Instruction - Print the entries that appear below, exactly as written and without their pictures.

Information shown -
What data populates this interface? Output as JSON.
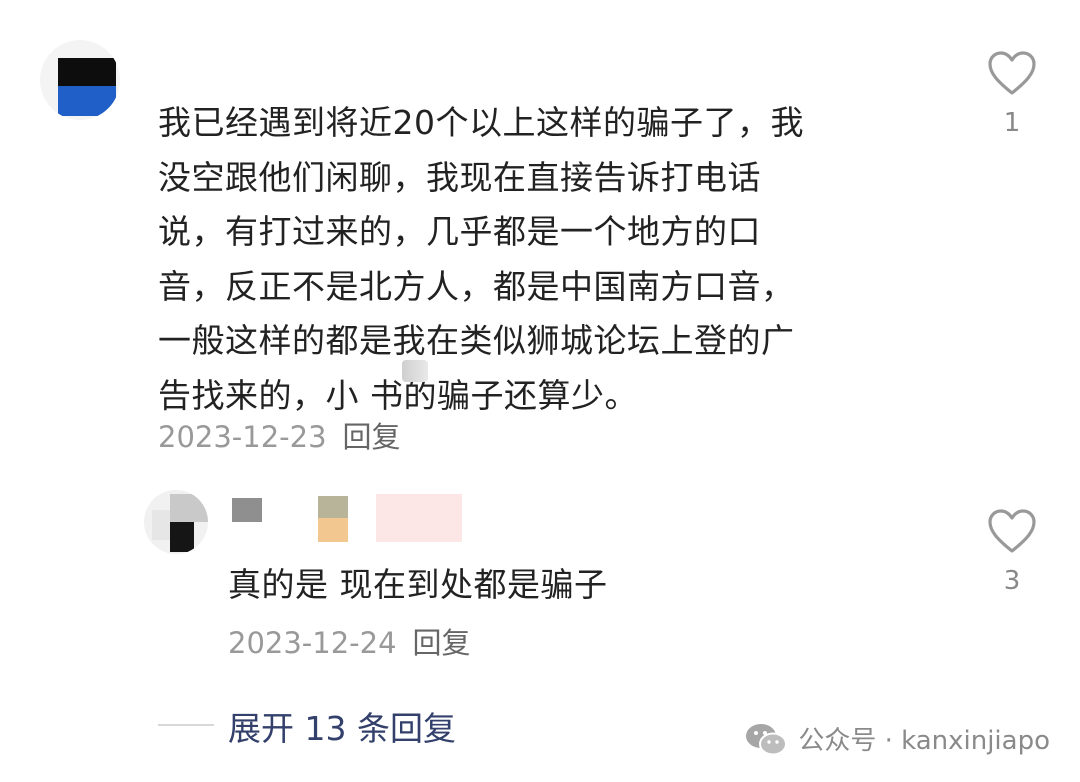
{
  "main_comment": {
    "text_lines": [
      "我已经遇到将近20个以上这样的骗子了，我",
      "没空跟他们闲聊，我现在直接告诉打电话",
      "说，有打过来的，几乎都是一个地方的口",
      "音，反正不是北方人，都是中国南方口音，",
      "一般这样的都是我在类似狮城论坛上登的广",
      "告找来的，小 书的骗子还算少。"
    ],
    "date": "2023-12-23",
    "reply_label": "回复",
    "like_count": "1",
    "avatar_colors": [
      "#0d0d0d",
      "#1f5fc7"
    ]
  },
  "reply_comment": {
    "text": "真的是 现在到处都是骗子",
    "date": "2023-12-24",
    "reply_label": "回复",
    "like_count": "3"
  },
  "expand": {
    "label": "展开 13 条回复"
  },
  "watermark": {
    "text": "公众号 · kanxinjiapo",
    "icon": "wechat-icon"
  },
  "colors": {
    "link": "#33406b",
    "meta": "#999999",
    "text": "#222222"
  }
}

Task answer -
What data populates this interface? Output as JSON.
{
  "main_comment": {
    "text_lines": [
      "我已经遇到将近20个以上这样的骗子了，我",
      "没空跟他们闲聊，我现在直接告诉打电话",
      "说，有打过来的，几乎都是一个地方的口",
      "音，反正不是北方人，都是中国南方口音，",
      "一般这样的都是我在类似狮城论坛上登的广",
      "告找来的，小 书的骗子还算少。"
    ],
    "date": "2023-12-23",
    "reply_label": "回复",
    "like_count": "1",
    "avatar_colors": [
      "#0d0d0d",
      "#1f5fc7"
    ]
  },
  "reply_comment": {
    "text": "真的是 现在到处都是骗子",
    "date": "2023-12-24",
    "reply_label": "回复",
    "like_count": "3"
  },
  "expand": {
    "label": "展开 13 条回复"
  },
  "watermark": {
    "text": "公众号 · kanxinjiapo",
    "icon": "wechat-icon"
  },
  "colors": {
    "link": "#33406b",
    "meta": "#999999",
    "text": "#222222"
  }
}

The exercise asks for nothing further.